Data shown »

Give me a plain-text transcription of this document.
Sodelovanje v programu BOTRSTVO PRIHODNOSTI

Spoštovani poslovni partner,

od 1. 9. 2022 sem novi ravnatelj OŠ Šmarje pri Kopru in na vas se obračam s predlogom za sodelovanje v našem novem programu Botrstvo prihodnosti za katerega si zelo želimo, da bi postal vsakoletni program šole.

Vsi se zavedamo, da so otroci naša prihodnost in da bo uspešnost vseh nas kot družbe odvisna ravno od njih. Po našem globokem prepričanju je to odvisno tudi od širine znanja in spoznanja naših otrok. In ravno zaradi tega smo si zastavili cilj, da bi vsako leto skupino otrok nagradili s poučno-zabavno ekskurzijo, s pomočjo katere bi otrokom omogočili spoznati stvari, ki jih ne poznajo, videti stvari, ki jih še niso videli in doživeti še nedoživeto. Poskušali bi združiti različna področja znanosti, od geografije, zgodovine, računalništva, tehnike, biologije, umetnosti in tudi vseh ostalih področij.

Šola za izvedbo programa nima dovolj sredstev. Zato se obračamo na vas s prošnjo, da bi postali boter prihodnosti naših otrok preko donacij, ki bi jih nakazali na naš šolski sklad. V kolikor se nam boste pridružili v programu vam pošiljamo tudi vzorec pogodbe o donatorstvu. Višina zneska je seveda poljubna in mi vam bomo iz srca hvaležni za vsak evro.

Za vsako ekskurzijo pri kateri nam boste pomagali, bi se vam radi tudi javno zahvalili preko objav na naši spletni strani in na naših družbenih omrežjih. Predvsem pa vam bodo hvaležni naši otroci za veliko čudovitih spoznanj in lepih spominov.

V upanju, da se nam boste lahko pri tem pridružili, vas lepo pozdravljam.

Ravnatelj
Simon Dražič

---

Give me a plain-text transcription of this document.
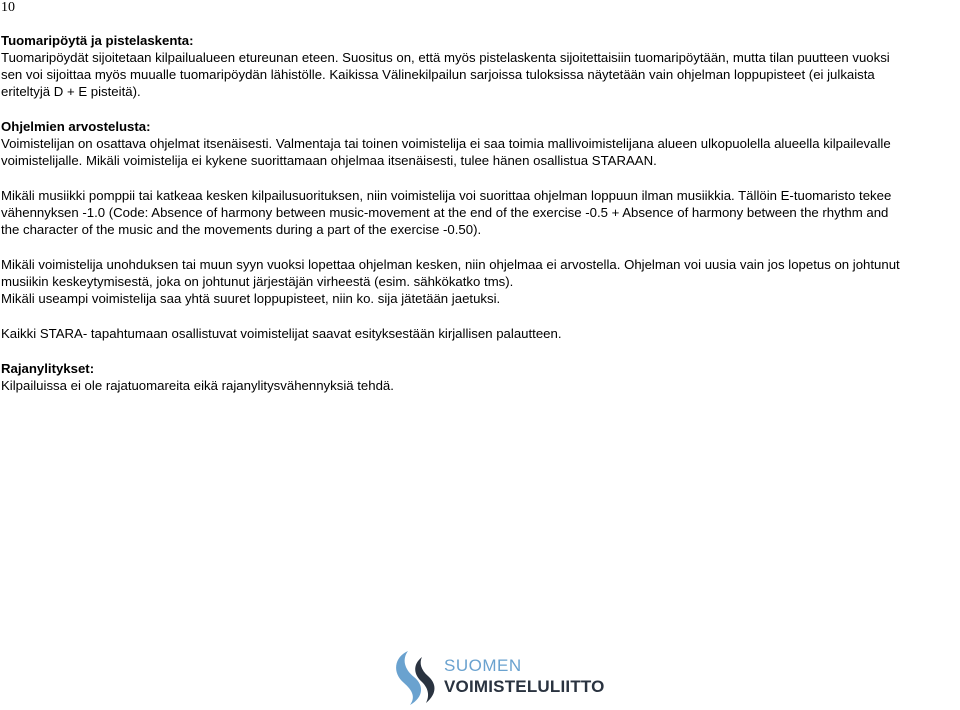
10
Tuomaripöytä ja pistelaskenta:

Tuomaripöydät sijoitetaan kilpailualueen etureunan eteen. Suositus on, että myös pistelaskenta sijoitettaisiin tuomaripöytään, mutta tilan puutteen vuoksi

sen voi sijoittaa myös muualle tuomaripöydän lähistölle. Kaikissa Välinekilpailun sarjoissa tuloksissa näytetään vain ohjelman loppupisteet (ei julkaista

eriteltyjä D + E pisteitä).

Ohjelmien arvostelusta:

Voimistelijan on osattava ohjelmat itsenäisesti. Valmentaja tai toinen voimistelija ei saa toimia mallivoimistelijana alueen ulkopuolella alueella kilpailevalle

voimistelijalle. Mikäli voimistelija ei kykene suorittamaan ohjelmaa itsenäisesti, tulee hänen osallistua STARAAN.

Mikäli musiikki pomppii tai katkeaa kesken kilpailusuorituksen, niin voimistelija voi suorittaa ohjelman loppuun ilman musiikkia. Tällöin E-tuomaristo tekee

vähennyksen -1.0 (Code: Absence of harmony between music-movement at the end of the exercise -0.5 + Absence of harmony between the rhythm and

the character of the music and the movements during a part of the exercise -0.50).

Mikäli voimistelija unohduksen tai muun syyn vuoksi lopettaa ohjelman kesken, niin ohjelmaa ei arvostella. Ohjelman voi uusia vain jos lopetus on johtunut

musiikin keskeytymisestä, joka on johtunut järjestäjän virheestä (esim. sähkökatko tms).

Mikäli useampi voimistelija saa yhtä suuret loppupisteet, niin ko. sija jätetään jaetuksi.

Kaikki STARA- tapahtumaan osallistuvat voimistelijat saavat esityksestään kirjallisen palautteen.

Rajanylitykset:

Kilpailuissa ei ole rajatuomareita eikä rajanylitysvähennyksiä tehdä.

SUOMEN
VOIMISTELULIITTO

Problem to solve » Pull every line containing "boste" from the material above.

Full output »
Šola za izvedbo programa nima dovolj sredstev. Zato se obračamo na vas s prošnjo, da bi postali boter prihodnosti naših otrok preko donacij, ki bi jih nakazali na naš šolski sklad. V kolikor se nam boste pridružili v programu vam pošiljamo tudi vzorec pogodbe o donatorstvu. Višina zneska je seveda poljubna in mi vam bomo iz srca hvaležni za vsak evro.
Za vsako ekskurzijo pri kateri nam boste pomagali, bi se vam radi tudi javno zahvalili preko objav na naši spletni strani in na naših družbenih omrežjih. Predvsem pa vam bodo hvaležni naši otroci za veliko čudovitih spoznanj in lepih spominov.
V upanju, da se nam boste lahko pri tem pridružili, vas lepo pozdravljam.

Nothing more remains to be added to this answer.